-- Start Records for the task --
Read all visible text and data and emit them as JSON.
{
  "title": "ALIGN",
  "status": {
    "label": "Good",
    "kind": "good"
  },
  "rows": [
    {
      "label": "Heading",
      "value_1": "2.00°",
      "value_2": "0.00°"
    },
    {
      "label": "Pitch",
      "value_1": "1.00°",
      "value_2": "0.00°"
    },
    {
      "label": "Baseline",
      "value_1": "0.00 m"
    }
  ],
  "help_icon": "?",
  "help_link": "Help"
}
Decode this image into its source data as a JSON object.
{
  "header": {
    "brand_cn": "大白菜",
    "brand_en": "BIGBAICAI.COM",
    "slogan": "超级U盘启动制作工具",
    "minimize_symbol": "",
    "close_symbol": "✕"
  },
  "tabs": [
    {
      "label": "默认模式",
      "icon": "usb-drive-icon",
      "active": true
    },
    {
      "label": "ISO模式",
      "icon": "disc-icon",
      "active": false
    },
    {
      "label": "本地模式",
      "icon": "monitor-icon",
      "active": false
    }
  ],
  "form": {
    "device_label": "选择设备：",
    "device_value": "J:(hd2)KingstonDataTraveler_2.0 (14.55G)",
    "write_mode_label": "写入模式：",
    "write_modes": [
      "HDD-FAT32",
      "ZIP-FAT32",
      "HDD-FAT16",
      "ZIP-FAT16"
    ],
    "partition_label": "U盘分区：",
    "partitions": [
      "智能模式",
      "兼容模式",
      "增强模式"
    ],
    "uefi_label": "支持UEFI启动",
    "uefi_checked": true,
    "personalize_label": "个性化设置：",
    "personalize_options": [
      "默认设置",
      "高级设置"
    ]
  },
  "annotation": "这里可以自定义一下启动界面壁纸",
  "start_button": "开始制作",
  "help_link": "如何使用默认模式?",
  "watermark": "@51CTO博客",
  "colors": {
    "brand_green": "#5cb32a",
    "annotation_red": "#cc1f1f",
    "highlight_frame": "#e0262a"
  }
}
-- End Records for the task --
The task:
Please reproduce the entire listing, exactly as shown.

Worked answer:
Read all visible text and data and emit them as JSON.
{
  "title": "ALIGN",
  "status": {
    "label": "Good",
    "kind": "good"
  },
  "rows": [
    {
      "label": "Heading",
      "value_1": "2.00°",
      "value_2": "0.00°"
    },
    {
      "label": "Pitch",
      "value_1": "1.00°",
      "value_2": "0.00°"
    },
    {
      "label": "Baseline",
      "value_1": "0.00 m"
    }
  ],
  "help_icon": "?",
  "help_link": "Help"
}
Decode this image into its source data as a JSON object.
{
  "header": {
    "brand_cn": "大白菜",
    "brand_en": "BIGBAICAI.COM",
    "slogan": "超级U盘启动制作工具",
    "minimize_symbol": "",
    "close_symbol": "✕"
  },
  "tabs": [
    {
      "label": "默认模式",
      "icon": "usb-drive-icon",
      "active": true
    },
    {
      "label": "ISO模式",
      "icon": "disc-icon",
      "active": false
    },
    {
      "label": "本地模式",
      "icon": "monitor-icon",
      "active": false
    }
  ],
  "form": {
    "device_label": "选择设备：",
    "device_value": "J:(hd2)KingstonDataTraveler_2.0 (14.55G)",
    "write_mode_label": "写入模式：",
    "write_modes": [
      "HDD-FAT32",
      "ZIP-FAT32",
      "HDD-FAT16",
      "ZIP-FAT16"
    ],
    "partition_label": "U盘分区：",
    "partitions": [
      "智能模式",
      "兼容模式",
      "增强模式"
    ],
    "uefi_label": "支持UEFI启动",
    "uefi_checked": true,
    "personalize_label": "个性化设置：",
    "personalize_options": [
      "默认设置",
      "高级设置"
    ]
  },
  "annotation": "这里可以自定义一下启动界面壁纸",
  "start_button": "开始制作",
  "help_link": "如何使用默认模式?",
  "watermark": "@51CTO博客",
  "colors": {
    "brand_green": "#5cb32a",
    "annotation_red": "#cc1f1f",
    "highlight_frame": "#e0262a"
  }
}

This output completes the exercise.